Goal. Print the listing as it stands, omitting all images.

Stored dataset items:
┄┄┄┄┄┄┄┄┄┄
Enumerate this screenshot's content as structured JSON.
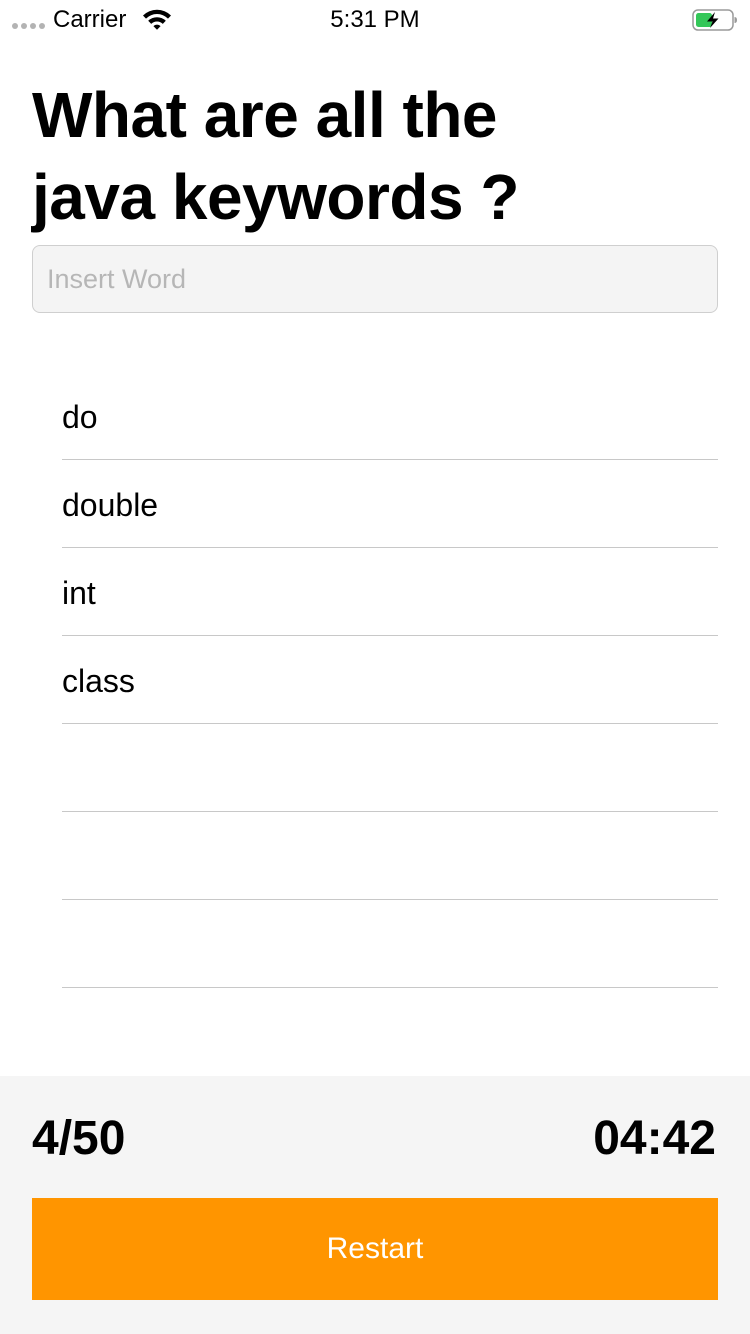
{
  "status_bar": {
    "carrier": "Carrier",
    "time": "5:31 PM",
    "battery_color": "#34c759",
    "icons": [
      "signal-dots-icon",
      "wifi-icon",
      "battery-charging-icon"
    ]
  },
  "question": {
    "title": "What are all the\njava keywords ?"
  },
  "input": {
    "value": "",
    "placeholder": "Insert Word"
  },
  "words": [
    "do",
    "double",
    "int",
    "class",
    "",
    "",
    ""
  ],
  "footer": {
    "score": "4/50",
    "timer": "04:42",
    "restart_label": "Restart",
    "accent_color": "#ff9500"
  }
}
┄┄┄┄┄┄┄┄┄┄
Result below.
Enumerate this screenshot's content as structured JSON.
{
  "status_bar": {
    "carrier": "Carrier",
    "time": "5:31 PM",
    "battery_color": "#34c759",
    "icons": [
      "signal-dots-icon",
      "wifi-icon",
      "battery-charging-icon"
    ]
  },
  "question": {
    "title": "What are all the\njava keywords ?"
  },
  "input": {
    "value": "",
    "placeholder": "Insert Word"
  },
  "words": [
    "do",
    "double",
    "int",
    "class",
    "",
    "",
    ""
  ],
  "footer": {
    "score": "4/50",
    "timer": "04:42",
    "restart_label": "Restart",
    "accent_color": "#ff9500"
  }
}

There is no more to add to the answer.